» What you need to do: Below are entries. Pull out all lines containing "Saanich".

» Exercise material:
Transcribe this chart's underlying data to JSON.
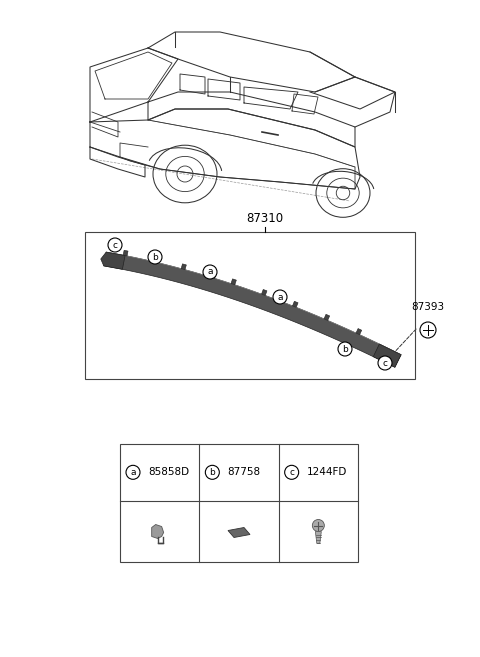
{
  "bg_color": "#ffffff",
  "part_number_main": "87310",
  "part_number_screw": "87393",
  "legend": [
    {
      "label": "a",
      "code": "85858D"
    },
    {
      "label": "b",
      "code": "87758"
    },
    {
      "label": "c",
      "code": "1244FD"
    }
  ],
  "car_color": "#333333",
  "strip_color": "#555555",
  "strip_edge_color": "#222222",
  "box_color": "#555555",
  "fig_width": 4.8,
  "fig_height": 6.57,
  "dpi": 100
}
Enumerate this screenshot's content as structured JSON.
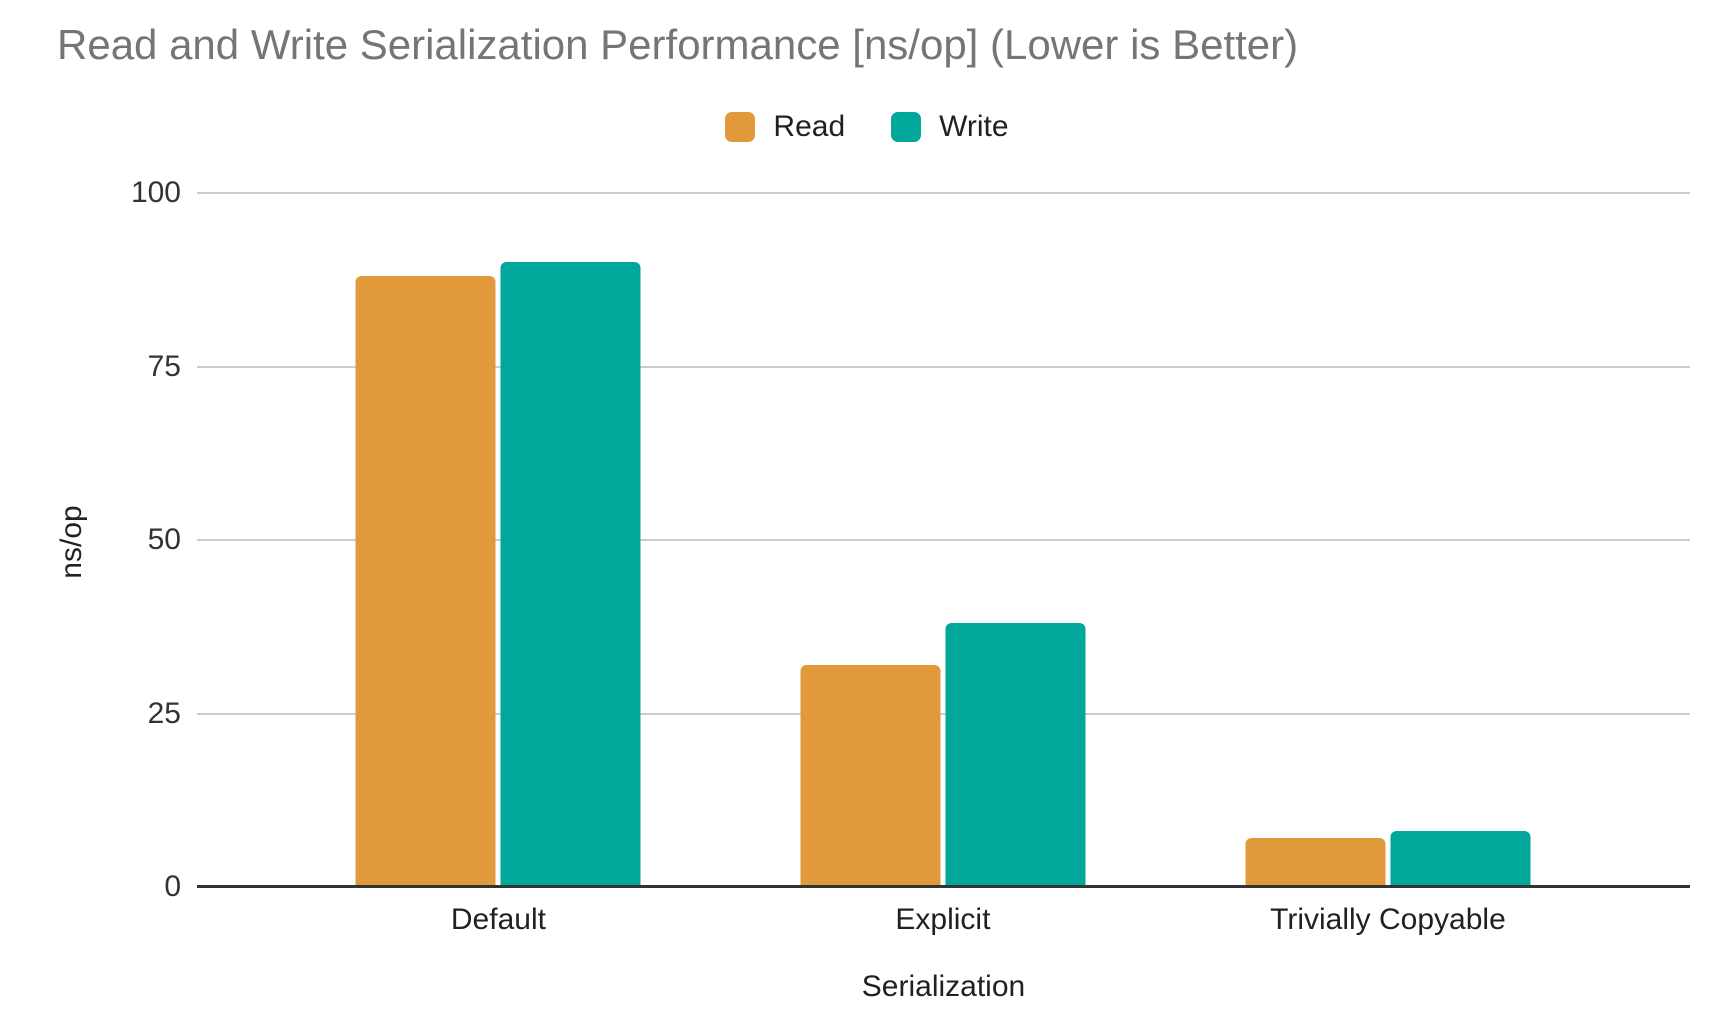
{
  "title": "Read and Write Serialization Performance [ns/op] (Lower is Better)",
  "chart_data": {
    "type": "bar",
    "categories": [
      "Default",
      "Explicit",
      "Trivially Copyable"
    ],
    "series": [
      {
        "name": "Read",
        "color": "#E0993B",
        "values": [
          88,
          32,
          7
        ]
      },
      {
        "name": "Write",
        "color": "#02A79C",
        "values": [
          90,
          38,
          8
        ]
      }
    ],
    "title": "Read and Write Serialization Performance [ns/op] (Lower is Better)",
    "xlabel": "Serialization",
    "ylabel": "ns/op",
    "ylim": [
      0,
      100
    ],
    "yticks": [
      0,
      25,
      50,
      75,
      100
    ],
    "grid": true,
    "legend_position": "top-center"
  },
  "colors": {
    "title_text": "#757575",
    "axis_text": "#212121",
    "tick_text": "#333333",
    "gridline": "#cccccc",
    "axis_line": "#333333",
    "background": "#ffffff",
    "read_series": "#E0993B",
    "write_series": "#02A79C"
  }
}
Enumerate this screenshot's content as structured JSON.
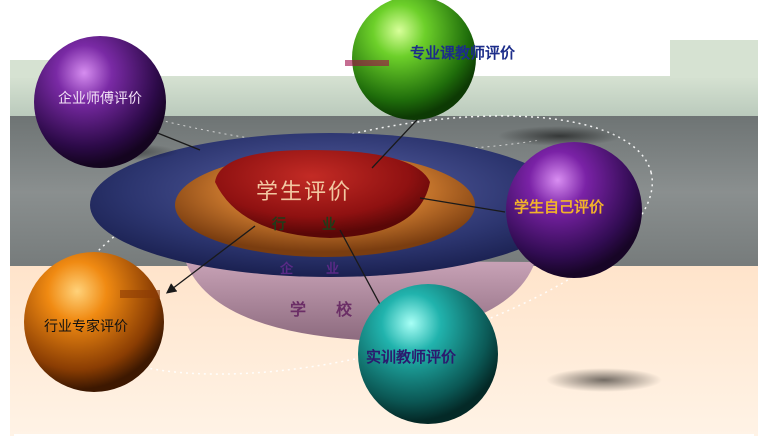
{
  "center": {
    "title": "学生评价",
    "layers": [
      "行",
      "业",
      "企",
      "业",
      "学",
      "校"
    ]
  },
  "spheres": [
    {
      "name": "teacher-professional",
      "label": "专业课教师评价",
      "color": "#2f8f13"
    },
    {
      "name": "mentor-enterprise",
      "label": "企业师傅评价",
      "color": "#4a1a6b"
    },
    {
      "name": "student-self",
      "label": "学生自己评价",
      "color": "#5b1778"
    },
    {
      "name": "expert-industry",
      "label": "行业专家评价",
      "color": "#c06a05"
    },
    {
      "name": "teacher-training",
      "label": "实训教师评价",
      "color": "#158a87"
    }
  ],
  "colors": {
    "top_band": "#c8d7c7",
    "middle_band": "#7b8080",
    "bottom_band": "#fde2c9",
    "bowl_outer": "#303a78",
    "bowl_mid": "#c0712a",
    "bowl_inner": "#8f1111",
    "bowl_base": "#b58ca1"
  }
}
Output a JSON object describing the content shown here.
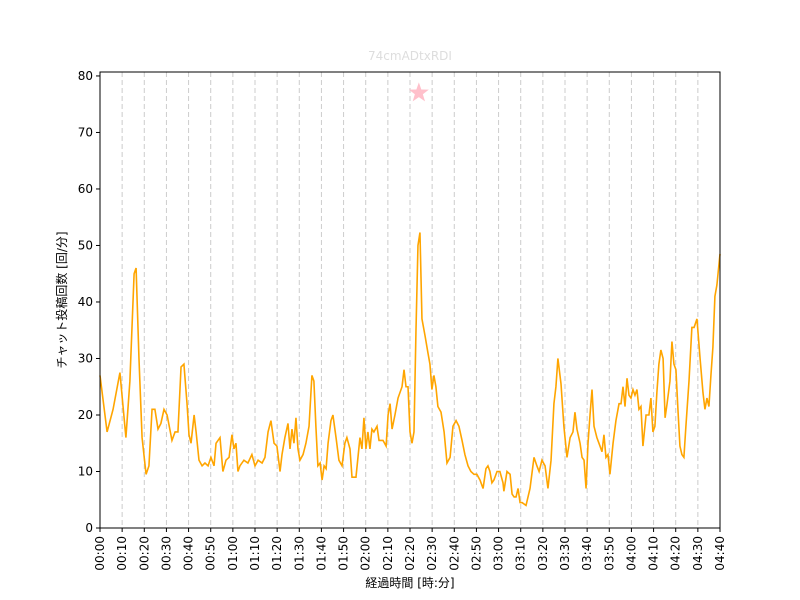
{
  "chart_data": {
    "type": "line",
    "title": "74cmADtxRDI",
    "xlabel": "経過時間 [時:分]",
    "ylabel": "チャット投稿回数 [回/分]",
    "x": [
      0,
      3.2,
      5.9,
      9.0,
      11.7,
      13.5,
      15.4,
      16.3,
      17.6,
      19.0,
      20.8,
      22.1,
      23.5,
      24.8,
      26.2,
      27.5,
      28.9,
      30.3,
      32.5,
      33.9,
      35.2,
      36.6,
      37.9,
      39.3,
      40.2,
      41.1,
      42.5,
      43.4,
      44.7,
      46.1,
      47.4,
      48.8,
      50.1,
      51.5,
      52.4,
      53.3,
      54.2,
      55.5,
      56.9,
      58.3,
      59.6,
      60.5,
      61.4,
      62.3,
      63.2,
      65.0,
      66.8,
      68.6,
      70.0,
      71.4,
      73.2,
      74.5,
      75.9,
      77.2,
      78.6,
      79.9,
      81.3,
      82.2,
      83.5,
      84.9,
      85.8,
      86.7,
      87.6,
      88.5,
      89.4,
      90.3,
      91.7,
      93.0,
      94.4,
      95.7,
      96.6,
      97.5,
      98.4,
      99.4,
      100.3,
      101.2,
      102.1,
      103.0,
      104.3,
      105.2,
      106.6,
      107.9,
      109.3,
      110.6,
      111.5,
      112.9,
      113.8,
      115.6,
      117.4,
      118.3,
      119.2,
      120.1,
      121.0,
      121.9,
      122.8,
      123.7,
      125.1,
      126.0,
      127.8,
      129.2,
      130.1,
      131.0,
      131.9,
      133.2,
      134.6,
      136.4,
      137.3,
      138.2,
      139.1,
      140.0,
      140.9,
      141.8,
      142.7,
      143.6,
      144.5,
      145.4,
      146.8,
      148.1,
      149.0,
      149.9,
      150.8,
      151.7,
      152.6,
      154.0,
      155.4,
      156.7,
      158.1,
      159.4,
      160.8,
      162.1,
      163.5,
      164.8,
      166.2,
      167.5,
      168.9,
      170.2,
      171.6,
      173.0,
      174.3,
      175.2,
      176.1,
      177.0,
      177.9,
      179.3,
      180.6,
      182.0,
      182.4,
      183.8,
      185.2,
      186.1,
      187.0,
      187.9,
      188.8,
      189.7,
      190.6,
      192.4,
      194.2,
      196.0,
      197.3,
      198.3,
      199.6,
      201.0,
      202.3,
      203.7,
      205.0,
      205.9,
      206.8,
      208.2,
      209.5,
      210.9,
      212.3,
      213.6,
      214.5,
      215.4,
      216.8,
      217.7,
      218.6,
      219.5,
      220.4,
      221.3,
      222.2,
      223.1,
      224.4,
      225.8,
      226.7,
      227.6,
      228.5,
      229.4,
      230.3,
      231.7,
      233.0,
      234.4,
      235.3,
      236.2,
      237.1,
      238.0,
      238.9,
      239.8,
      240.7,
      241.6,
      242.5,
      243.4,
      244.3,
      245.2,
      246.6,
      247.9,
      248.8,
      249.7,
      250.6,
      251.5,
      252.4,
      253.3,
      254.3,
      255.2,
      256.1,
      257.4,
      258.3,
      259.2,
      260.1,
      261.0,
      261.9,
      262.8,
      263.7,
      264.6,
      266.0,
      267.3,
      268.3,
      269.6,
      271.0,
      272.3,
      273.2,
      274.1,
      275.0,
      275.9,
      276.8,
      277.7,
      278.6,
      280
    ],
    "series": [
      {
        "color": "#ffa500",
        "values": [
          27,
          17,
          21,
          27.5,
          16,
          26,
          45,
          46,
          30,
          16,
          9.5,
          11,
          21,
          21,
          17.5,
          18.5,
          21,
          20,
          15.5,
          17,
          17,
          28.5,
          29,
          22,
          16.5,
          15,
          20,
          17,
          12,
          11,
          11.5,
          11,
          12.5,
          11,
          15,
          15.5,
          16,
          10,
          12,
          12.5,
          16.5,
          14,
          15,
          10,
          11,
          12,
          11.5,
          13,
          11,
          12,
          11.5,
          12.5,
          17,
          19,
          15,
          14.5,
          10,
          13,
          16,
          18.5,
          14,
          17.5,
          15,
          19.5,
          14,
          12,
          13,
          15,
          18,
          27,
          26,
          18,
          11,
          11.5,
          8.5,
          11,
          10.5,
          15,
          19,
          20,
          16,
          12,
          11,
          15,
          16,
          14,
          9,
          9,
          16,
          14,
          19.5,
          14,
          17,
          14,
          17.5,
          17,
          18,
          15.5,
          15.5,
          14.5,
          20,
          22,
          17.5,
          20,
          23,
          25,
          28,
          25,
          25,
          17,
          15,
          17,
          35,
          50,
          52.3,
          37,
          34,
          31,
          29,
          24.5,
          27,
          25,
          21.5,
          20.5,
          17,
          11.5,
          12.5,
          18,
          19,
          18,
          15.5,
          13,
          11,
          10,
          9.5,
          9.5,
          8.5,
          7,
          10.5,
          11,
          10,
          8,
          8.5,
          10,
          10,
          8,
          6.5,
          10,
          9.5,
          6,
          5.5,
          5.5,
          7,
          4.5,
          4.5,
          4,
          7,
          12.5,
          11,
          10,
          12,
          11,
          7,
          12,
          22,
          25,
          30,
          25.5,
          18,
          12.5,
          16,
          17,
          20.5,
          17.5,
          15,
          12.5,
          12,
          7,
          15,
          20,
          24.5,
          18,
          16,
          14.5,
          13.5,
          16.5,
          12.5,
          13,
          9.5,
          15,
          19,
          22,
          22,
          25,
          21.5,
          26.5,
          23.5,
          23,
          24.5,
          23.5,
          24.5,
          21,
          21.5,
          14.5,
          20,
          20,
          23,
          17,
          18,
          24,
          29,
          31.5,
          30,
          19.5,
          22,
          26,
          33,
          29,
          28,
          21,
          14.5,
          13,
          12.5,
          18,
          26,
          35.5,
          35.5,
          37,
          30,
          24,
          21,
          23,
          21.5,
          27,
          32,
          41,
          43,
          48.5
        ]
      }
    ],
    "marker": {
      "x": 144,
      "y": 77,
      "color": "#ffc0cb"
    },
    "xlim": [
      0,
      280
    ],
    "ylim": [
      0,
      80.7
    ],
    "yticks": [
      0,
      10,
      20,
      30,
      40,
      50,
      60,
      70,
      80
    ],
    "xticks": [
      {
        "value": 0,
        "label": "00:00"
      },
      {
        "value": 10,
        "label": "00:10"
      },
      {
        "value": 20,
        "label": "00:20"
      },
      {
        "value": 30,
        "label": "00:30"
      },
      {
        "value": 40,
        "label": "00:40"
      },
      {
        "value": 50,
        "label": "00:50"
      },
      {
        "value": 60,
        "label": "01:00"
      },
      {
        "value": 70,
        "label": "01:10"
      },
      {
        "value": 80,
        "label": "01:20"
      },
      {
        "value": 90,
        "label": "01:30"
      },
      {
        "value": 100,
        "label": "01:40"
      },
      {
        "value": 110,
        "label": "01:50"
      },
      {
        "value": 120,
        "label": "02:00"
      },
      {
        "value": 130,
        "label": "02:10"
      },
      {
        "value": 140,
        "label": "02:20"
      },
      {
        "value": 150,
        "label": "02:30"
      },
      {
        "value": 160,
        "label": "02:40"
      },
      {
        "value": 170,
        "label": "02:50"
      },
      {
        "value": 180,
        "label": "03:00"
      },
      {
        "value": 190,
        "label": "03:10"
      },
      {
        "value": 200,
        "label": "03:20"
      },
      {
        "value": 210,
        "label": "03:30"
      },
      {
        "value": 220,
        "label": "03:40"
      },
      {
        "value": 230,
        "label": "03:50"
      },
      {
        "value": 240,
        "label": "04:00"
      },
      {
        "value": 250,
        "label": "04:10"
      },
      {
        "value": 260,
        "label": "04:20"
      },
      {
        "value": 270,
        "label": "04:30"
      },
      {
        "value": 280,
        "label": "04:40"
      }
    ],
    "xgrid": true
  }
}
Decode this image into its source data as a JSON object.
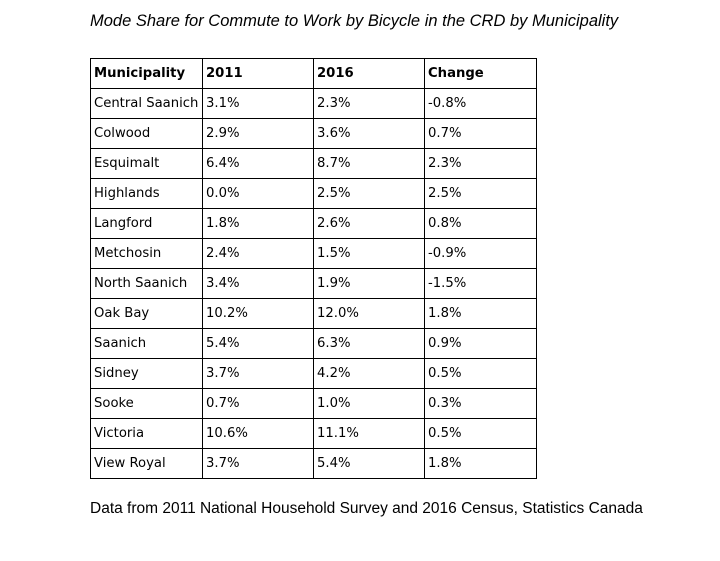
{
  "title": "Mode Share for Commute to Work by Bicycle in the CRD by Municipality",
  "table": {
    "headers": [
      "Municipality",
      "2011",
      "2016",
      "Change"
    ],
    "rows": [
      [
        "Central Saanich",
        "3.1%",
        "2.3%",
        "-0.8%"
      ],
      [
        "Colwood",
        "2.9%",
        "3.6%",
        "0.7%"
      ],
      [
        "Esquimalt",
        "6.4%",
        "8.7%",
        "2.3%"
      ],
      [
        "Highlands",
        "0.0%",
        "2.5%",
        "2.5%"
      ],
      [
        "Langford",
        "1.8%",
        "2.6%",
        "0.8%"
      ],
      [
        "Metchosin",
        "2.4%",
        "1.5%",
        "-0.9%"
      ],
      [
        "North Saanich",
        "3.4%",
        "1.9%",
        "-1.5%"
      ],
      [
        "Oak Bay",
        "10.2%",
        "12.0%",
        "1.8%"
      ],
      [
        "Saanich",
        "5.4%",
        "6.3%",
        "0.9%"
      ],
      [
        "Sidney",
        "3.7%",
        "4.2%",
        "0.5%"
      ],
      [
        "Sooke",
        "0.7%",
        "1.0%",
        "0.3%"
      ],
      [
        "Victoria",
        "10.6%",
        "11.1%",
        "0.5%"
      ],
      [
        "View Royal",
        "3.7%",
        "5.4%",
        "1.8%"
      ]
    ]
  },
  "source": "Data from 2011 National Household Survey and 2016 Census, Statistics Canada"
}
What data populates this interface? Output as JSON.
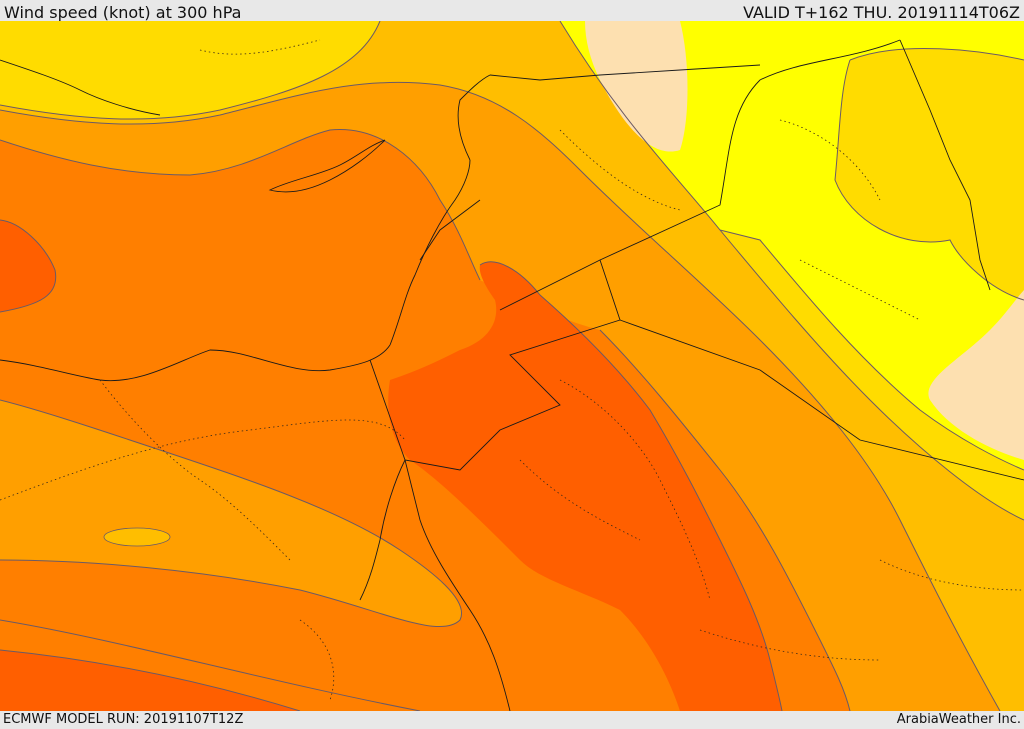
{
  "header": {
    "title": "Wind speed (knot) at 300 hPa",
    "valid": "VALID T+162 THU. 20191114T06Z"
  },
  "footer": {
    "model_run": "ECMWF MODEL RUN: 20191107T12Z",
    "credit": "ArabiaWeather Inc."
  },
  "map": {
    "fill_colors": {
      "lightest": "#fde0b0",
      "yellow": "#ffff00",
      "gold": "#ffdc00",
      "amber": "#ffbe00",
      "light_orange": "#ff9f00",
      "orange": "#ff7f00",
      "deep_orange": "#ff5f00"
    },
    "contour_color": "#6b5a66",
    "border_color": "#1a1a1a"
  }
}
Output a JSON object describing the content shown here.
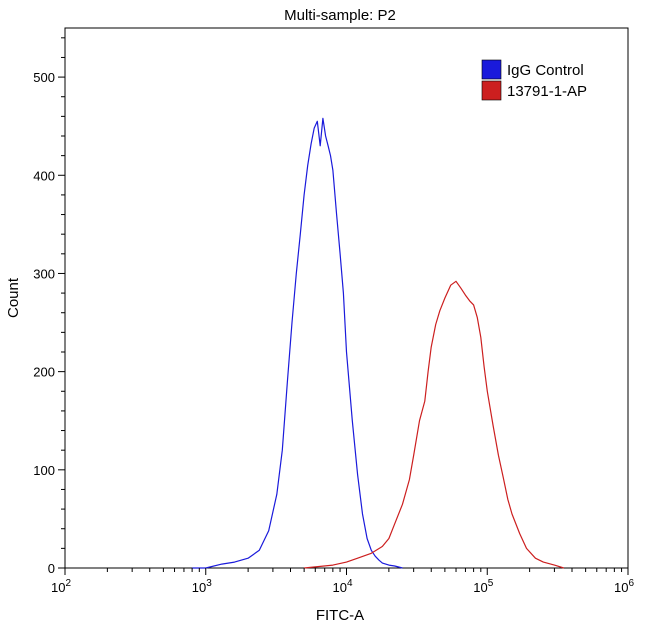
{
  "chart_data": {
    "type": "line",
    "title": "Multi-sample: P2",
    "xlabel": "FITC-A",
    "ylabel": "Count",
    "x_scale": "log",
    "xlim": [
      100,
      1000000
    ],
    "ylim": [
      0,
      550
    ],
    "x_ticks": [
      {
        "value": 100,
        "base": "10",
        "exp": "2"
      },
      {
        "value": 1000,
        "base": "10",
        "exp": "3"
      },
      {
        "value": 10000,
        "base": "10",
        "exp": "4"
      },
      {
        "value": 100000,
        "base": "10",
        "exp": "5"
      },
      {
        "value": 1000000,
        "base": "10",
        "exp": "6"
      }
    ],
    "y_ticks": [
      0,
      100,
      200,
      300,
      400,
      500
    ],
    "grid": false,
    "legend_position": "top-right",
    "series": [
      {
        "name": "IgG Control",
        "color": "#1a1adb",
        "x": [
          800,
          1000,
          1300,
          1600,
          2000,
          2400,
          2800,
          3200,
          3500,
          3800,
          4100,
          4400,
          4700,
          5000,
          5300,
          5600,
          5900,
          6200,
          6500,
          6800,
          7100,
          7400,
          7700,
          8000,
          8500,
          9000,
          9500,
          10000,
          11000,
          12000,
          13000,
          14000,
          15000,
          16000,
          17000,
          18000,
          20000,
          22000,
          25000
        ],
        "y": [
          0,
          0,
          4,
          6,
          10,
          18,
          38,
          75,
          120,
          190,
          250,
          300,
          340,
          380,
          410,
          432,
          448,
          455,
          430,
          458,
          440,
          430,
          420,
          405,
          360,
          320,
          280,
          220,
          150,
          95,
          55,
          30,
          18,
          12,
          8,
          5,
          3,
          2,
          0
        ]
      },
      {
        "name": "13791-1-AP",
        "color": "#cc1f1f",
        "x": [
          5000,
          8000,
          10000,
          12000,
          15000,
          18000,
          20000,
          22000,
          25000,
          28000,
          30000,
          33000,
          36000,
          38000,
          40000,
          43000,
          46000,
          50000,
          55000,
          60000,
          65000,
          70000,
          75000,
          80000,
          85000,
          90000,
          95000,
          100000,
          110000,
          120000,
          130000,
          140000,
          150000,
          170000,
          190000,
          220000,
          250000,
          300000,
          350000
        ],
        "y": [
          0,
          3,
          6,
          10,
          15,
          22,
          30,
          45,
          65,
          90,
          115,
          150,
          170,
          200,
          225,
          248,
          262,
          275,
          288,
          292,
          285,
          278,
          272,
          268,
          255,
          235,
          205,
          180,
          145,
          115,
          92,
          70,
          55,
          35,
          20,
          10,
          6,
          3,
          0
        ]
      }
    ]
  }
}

» Solution for this problem:
        "Central Saanich",
        "North Saanich",
        "Saanich",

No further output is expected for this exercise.